* BEGIN Data provided *

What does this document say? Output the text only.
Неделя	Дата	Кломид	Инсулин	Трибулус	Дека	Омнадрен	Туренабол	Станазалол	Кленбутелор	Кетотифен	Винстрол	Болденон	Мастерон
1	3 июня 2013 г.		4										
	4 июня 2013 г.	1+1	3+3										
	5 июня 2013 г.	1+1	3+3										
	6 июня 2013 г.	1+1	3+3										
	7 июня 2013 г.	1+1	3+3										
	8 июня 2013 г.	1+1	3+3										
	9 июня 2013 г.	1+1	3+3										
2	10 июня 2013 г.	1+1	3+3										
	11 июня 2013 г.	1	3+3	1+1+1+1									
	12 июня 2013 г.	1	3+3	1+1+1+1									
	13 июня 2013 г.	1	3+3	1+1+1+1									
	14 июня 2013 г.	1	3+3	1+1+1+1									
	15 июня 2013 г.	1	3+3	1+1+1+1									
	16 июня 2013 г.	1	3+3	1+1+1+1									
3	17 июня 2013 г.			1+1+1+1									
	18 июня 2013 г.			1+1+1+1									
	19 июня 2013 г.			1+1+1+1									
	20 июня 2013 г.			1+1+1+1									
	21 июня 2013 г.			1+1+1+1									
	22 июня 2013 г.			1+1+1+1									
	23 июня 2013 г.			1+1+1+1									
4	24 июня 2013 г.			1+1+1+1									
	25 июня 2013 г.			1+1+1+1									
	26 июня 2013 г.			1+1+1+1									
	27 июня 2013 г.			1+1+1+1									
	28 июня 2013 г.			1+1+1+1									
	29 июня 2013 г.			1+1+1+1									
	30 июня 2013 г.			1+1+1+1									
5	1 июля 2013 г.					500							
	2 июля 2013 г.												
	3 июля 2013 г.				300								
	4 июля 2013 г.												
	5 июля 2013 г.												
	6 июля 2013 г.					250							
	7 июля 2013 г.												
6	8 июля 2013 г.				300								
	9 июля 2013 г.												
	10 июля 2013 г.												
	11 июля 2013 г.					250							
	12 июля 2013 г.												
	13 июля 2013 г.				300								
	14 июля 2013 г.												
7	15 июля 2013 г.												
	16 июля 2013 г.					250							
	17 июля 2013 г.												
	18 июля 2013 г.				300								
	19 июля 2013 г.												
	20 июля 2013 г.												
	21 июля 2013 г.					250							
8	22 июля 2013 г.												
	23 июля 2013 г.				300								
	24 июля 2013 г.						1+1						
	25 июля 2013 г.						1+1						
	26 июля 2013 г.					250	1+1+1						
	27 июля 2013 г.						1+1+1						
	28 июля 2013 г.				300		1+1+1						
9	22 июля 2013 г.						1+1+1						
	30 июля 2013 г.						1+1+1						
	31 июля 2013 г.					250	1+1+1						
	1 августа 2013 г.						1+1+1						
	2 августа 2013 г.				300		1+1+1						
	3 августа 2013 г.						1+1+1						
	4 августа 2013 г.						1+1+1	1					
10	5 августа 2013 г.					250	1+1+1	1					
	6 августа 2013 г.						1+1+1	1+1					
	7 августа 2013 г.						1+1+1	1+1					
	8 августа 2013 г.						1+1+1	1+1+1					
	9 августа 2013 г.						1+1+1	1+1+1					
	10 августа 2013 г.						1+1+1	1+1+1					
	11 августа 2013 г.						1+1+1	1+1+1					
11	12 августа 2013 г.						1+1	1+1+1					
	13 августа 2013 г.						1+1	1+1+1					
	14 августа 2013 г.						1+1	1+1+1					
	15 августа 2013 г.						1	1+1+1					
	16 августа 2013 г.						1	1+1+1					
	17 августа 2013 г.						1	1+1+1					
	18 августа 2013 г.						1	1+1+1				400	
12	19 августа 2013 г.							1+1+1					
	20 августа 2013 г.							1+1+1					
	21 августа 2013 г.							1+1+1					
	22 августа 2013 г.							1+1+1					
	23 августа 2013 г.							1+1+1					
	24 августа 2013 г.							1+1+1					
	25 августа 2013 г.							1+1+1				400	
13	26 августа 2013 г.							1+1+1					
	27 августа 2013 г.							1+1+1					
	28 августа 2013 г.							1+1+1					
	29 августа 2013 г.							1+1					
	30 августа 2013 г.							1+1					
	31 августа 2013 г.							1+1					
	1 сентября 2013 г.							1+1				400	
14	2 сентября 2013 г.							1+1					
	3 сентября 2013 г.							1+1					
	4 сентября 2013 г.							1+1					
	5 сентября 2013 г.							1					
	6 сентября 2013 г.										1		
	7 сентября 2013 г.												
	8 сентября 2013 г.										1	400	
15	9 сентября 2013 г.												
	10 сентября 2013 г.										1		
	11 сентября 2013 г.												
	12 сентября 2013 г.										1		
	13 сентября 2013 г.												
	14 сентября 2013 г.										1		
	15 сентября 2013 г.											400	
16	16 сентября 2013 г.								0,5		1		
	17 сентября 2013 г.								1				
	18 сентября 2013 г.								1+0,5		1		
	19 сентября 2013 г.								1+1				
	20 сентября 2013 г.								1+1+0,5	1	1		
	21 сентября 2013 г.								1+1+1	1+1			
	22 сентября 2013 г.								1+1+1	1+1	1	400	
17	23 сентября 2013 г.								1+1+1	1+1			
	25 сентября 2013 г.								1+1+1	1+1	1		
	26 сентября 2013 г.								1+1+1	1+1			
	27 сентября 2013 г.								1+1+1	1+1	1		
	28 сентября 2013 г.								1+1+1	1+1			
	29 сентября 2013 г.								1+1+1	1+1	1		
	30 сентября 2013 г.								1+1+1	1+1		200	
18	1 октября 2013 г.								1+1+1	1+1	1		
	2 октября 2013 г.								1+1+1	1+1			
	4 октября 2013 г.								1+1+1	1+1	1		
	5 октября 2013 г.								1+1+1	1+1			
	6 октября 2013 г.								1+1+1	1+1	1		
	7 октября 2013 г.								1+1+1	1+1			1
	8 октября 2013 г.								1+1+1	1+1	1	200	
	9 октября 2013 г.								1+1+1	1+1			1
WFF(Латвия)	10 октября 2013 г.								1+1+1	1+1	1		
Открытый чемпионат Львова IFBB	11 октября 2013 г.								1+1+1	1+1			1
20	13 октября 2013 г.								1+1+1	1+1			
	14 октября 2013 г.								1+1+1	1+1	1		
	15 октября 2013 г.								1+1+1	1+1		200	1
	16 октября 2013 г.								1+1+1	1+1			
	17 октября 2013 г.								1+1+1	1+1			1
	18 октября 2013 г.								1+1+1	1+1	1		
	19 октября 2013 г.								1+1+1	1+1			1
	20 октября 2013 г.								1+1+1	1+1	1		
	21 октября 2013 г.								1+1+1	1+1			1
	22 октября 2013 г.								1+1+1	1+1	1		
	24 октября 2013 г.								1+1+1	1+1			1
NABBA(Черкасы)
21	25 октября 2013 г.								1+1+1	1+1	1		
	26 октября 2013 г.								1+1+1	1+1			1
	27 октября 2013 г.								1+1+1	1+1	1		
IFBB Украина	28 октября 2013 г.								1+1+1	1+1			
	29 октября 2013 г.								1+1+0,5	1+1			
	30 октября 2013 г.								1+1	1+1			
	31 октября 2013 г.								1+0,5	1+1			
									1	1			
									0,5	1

* END Data provided *

All lines holding the word "IFBB" should be picked out and copied.

Открытый чемпионат Львова IFBB	11 октября 2013 г.								1+1+1	1+1			1
IFBB Украина	28 октября 2013 г.								1+1+1	1+1			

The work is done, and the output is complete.